- [PROVIDED RECORDS]:
________________________
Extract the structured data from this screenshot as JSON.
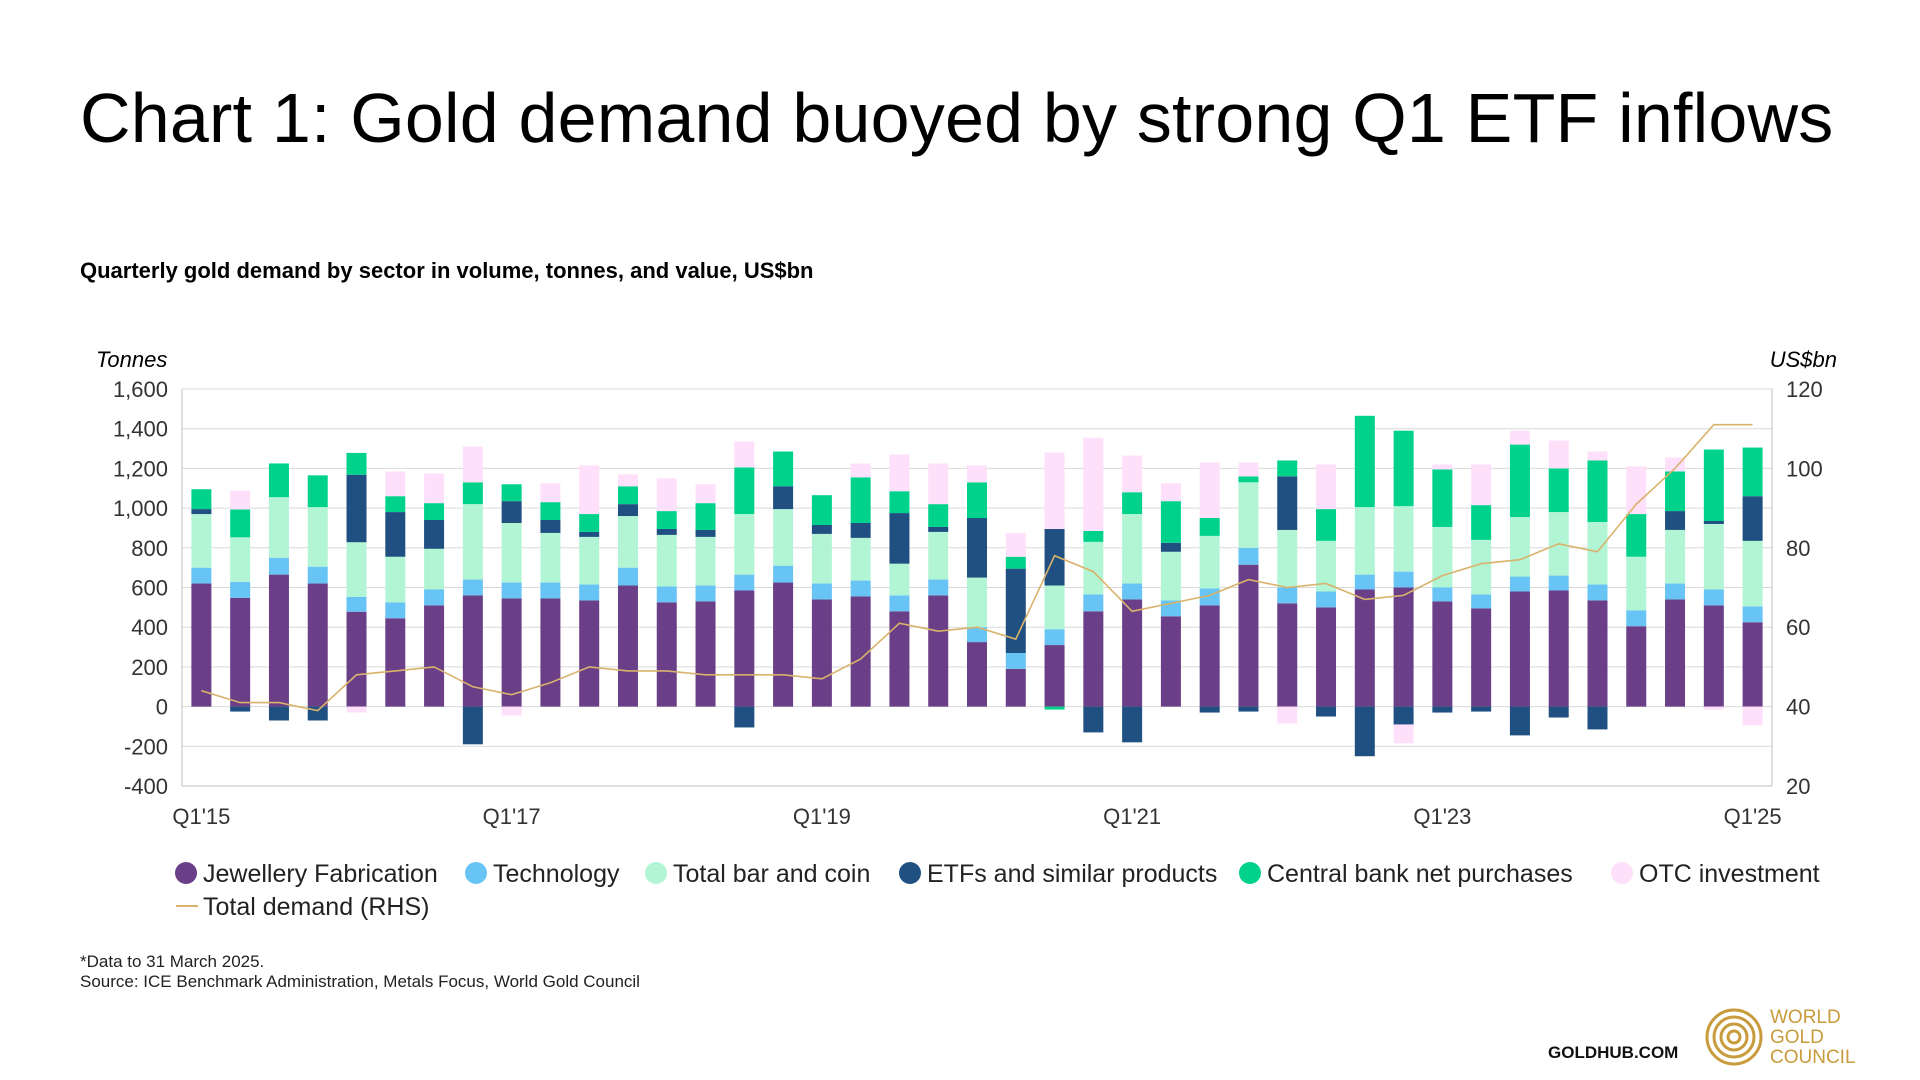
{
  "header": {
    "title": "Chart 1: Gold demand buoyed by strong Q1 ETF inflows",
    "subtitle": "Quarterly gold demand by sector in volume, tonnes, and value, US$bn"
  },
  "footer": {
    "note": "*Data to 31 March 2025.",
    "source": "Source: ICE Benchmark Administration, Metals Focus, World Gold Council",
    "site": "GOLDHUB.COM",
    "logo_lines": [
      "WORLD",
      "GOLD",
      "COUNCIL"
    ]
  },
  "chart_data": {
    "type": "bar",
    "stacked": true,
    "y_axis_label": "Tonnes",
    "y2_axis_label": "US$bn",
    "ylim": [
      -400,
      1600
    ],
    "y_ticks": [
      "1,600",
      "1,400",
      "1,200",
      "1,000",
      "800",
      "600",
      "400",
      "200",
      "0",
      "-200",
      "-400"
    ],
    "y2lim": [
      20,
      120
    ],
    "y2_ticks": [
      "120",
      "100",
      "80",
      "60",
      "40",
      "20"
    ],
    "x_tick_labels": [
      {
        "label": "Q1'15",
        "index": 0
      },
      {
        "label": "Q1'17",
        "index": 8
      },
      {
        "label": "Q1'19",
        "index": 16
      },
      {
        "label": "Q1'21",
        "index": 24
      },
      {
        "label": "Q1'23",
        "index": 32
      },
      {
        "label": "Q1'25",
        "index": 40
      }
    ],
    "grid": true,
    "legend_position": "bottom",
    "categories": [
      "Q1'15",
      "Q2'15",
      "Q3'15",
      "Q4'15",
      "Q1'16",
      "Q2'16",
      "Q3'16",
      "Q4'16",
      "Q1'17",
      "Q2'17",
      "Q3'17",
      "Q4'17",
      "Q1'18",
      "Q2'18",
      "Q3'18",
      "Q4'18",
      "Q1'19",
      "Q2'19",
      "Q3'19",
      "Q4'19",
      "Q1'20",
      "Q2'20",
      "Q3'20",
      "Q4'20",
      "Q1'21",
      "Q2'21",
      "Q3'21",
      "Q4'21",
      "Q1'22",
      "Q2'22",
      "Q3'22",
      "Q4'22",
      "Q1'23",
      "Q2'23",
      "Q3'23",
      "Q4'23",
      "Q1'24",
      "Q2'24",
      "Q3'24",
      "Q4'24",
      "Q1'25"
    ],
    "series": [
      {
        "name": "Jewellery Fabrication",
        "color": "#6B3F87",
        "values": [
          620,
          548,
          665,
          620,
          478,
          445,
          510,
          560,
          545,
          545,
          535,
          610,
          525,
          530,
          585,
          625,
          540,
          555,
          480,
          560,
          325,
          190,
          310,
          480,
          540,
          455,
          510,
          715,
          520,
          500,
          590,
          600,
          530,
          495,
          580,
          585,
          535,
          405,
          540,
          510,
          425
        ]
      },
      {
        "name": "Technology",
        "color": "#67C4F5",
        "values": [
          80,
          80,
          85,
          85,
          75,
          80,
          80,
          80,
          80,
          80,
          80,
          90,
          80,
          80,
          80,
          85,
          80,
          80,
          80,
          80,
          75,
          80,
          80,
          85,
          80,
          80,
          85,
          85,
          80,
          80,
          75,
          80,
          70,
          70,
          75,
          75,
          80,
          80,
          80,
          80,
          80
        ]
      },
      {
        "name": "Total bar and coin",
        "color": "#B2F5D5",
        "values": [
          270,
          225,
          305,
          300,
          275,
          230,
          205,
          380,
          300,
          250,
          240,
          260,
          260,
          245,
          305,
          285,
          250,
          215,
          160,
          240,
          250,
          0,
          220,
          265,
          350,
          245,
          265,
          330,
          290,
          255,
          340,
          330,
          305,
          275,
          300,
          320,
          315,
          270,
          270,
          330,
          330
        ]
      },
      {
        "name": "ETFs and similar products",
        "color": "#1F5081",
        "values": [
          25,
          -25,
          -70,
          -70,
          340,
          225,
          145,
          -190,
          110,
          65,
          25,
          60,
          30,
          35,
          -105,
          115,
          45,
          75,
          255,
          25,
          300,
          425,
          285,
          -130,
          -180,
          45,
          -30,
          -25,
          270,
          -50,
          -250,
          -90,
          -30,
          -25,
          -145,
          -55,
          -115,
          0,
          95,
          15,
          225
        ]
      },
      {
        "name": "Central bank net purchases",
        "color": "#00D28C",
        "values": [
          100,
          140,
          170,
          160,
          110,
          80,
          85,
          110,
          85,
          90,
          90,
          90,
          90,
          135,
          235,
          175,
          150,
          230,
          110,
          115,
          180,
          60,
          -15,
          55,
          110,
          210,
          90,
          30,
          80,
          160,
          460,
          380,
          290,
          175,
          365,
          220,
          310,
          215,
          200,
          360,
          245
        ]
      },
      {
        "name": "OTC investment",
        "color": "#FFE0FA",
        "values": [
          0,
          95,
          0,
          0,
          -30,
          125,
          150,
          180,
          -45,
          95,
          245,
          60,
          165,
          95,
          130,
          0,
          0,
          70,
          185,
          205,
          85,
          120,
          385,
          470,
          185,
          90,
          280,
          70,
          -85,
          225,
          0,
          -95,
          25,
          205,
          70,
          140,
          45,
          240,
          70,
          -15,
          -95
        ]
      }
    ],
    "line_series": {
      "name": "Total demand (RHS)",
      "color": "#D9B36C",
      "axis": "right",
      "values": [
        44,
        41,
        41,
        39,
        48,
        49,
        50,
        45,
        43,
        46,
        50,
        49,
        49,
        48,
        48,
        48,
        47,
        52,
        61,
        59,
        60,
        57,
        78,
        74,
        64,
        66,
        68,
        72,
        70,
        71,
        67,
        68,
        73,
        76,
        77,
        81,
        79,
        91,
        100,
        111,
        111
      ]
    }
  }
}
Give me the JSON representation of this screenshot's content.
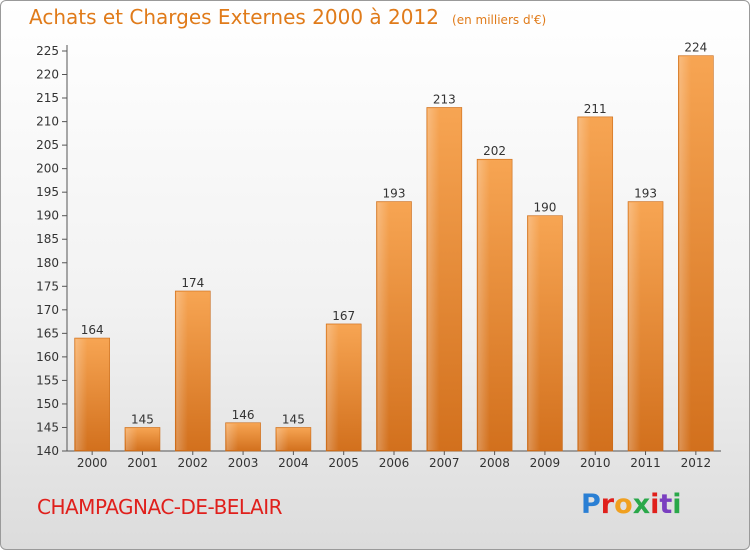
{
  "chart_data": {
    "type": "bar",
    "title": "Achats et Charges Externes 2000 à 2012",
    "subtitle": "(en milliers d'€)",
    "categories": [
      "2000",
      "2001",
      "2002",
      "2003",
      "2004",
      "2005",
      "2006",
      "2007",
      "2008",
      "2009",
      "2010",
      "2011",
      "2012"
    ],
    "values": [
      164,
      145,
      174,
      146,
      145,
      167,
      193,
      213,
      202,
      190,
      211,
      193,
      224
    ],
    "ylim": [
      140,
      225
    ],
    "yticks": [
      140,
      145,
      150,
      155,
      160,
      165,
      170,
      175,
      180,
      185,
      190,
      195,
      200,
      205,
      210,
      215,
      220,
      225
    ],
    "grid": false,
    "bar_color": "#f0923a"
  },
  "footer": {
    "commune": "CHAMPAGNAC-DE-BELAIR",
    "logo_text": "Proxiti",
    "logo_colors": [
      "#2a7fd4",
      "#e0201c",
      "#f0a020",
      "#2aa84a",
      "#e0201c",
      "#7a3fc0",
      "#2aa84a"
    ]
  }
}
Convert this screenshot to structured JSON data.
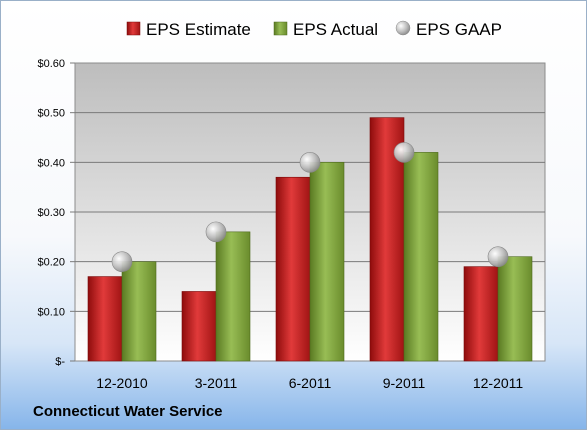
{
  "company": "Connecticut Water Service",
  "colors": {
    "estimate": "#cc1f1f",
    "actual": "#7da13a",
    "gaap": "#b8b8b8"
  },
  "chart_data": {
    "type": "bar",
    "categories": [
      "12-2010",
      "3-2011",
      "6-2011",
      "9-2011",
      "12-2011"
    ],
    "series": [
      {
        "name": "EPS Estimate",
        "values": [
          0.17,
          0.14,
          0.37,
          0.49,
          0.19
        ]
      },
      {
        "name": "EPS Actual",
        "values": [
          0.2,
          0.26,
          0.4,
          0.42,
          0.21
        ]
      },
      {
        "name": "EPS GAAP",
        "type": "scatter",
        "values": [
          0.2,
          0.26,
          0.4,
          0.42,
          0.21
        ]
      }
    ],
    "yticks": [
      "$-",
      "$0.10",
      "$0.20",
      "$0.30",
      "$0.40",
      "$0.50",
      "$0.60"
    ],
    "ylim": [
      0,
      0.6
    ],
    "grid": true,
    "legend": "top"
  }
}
________________________
Copy out all the data without changing anything, and drop the pictures.

Extract the structured data from this screenshot as JSON.
{
  "header": {
    "title": "Chart 1: Gold demand buoyed by strong Q1 ETF inflows",
    "subtitle": "Quarterly gold demand by sector in volume, tonnes, and value, US$bn"
  },
  "footer": {
    "note": "*Data to 31 March 2025.",
    "source": "Source: ICE Benchmark Administration, Metals Focus, World Gold Council",
    "site": "GOLDHUB.COM",
    "logo_lines": [
      "WORLD",
      "GOLD",
      "COUNCIL"
    ]
  },
  "chart_data": {
    "type": "bar",
    "stacked": true,
    "y_axis_label": "Tonnes",
    "y2_axis_label": "US$bn",
    "ylim": [
      -400,
      1600
    ],
    "y_ticks": [
      "1,600",
      "1,400",
      "1,200",
      "1,000",
      "800",
      "600",
      "400",
      "200",
      "0",
      "-200",
      "-400"
    ],
    "y2lim": [
      20,
      120
    ],
    "y2_ticks": [
      "120",
      "100",
      "80",
      "60",
      "40",
      "20"
    ],
    "x_tick_labels": [
      {
        "label": "Q1'15",
        "index": 0
      },
      {
        "label": "Q1'17",
        "index": 8
      },
      {
        "label": "Q1'19",
        "index": 16
      },
      {
        "label": "Q1'21",
        "index": 24
      },
      {
        "label": "Q1'23",
        "index": 32
      },
      {
        "label": "Q1'25",
        "index": 40
      }
    ],
    "grid": true,
    "legend_position": "bottom",
    "categories": [
      "Q1'15",
      "Q2'15",
      "Q3'15",
      "Q4'15",
      "Q1'16",
      "Q2'16",
      "Q3'16",
      "Q4'16",
      "Q1'17",
      "Q2'17",
      "Q3'17",
      "Q4'17",
      "Q1'18",
      "Q2'18",
      "Q3'18",
      "Q4'18",
      "Q1'19",
      "Q2'19",
      "Q3'19",
      "Q4'19",
      "Q1'20",
      "Q2'20",
      "Q3'20",
      "Q4'20",
      "Q1'21",
      "Q2'21",
      "Q3'21",
      "Q4'21",
      "Q1'22",
      "Q2'22",
      "Q3'22",
      "Q4'22",
      "Q1'23",
      "Q2'23",
      "Q3'23",
      "Q4'23",
      "Q1'24",
      "Q2'24",
      "Q3'24",
      "Q4'24",
      "Q1'25"
    ],
    "series": [
      {
        "name": "Jewellery Fabrication",
        "color": "#6B3F87",
        "values": [
          620,
          548,
          665,
          620,
          478,
          445,
          510,
          560,
          545,
          545,
          535,
          610,
          525,
          530,
          585,
          625,
          540,
          555,
          480,
          560,
          325,
          190,
          310,
          480,
          540,
          455,
          510,
          715,
          520,
          500,
          590,
          600,
          530,
          495,
          580,
          585,
          535,
          405,
          540,
          510,
          425
        ]
      },
      {
        "name": "Technology",
        "color": "#67C4F5",
        "values": [
          80,
          80,
          85,
          85,
          75,
          80,
          80,
          80,
          80,
          80,
          80,
          90,
          80,
          80,
          80,
          85,
          80,
          80,
          80,
          80,
          75,
          80,
          80,
          85,
          80,
          80,
          85,
          85,
          80,
          80,
          75,
          80,
          70,
          70,
          75,
          75,
          80,
          80,
          80,
          80,
          80
        ]
      },
      {
        "name": "Total bar and coin",
        "color": "#B2F5D5",
        "values": [
          270,
          225,
          305,
          300,
          275,
          230,
          205,
          380,
          300,
          250,
          240,
          260,
          260,
          245,
          305,
          285,
          250,
          215,
          160,
          240,
          250,
          0,
          220,
          265,
          350,
          245,
          265,
          330,
          290,
          255,
          340,
          330,
          305,
          275,
          300,
          320,
          315,
          270,
          270,
          330,
          330
        ]
      },
      {
        "name": "ETFs and similar products",
        "color": "#1F5081",
        "values": [
          25,
          -25,
          -70,
          -70,
          340,
          225,
          145,
          -190,
          110,
          65,
          25,
          60,
          30,
          35,
          -105,
          115,
          45,
          75,
          255,
          25,
          300,
          425,
          285,
          -130,
          -180,
          45,
          -30,
          -25,
          270,
          -50,
          -250,
          -90,
          -30,
          -25,
          -145,
          -55,
          -115,
          0,
          95,
          15,
          225
        ]
      },
      {
        "name": "Central bank net purchases",
        "color": "#00D28C",
        "values": [
          100,
          140,
          170,
          160,
          110,
          80,
          85,
          110,
          85,
          90,
          90,
          90,
          90,
          135,
          235,
          175,
          150,
          230,
          110,
          115,
          180,
          60,
          -15,
          55,
          110,
          210,
          90,
          30,
          80,
          160,
          460,
          380,
          290,
          175,
          365,
          220,
          310,
          215,
          200,
          360,
          245
        ]
      },
      {
        "name": "OTC investment",
        "color": "#FFE0FA",
        "values": [
          0,
          95,
          0,
          0,
          -30,
          125,
          150,
          180,
          -45,
          95,
          245,
          60,
          165,
          95,
          130,
          0,
          0,
          70,
          185,
          205,
          85,
          120,
          385,
          470,
          185,
          90,
          280,
          70,
          -85,
          225,
          0,
          -95,
          25,
          205,
          70,
          140,
          45,
          240,
          70,
          -15,
          -95
        ]
      }
    ],
    "line_series": {
      "name": "Total demand (RHS)",
      "color": "#D9B36C",
      "axis": "right",
      "values": [
        44,
        41,
        41,
        39,
        48,
        49,
        50,
        45,
        43,
        46,
        50,
        49,
        49,
        48,
        48,
        48,
        47,
        52,
        61,
        59,
        60,
        57,
        78,
        74,
        64,
        66,
        68,
        72,
        70,
        71,
        67,
        68,
        73,
        76,
        77,
        81,
        79,
        91,
        100,
        111,
        111
      ]
    }
  }
}
Give me the JSON representation of this screenshot's content.
{
  "chart_data": {
    "type": "bar",
    "title": "Achats et Charges Externes 2000 à 2012",
    "subtitle": "(en milliers d'€)",
    "categories": [
      "2000",
      "2001",
      "2002",
      "2003",
      "2004",
      "2005",
      "2006",
      "2007",
      "2008",
      "2009",
      "2010",
      "2011",
      "2012"
    ],
    "values": [
      164,
      145,
      174,
      146,
      145,
      167,
      193,
      213,
      202,
      190,
      211,
      193,
      224
    ],
    "ylim": [
      140,
      225
    ],
    "yticks": [
      140,
      145,
      150,
      155,
      160,
      165,
      170,
      175,
      180,
      185,
      190,
      195,
      200,
      205,
      210,
      215,
      220,
      225
    ],
    "grid": false,
    "bar_color": "#f0923a"
  },
  "footer": {
    "commune": "CHAMPAGNAC-DE-BELAIR",
    "logo_text": "Proxiti",
    "logo_colors": [
      "#2a7fd4",
      "#e0201c",
      "#f0a020",
      "#2aa84a",
      "#e0201c",
      "#7a3fc0",
      "#2aa84a"
    ]
  }
}
Convert this screenshot to structured JSON data.
{
  "company": "Connecticut Water Service",
  "colors": {
    "estimate": "#cc1f1f",
    "actual": "#7da13a",
    "gaap": "#b8b8b8"
  },
  "chart_data": {
    "type": "bar",
    "categories": [
      "12-2010",
      "3-2011",
      "6-2011",
      "9-2011",
      "12-2011"
    ],
    "series": [
      {
        "name": "EPS Estimate",
        "values": [
          0.17,
          0.14,
          0.37,
          0.49,
          0.19
        ]
      },
      {
        "name": "EPS Actual",
        "values": [
          0.2,
          0.26,
          0.4,
          0.42,
          0.21
        ]
      },
      {
        "name": "EPS GAAP",
        "type": "scatter",
        "values": [
          0.2,
          0.26,
          0.4,
          0.42,
          0.21
        ]
      }
    ],
    "yticks": [
      "$-",
      "$0.10",
      "$0.20",
      "$0.30",
      "$0.40",
      "$0.50",
      "$0.60"
    ],
    "ylim": [
      0,
      0.6
    ],
    "grid": true,
    "legend": "top"
  }
}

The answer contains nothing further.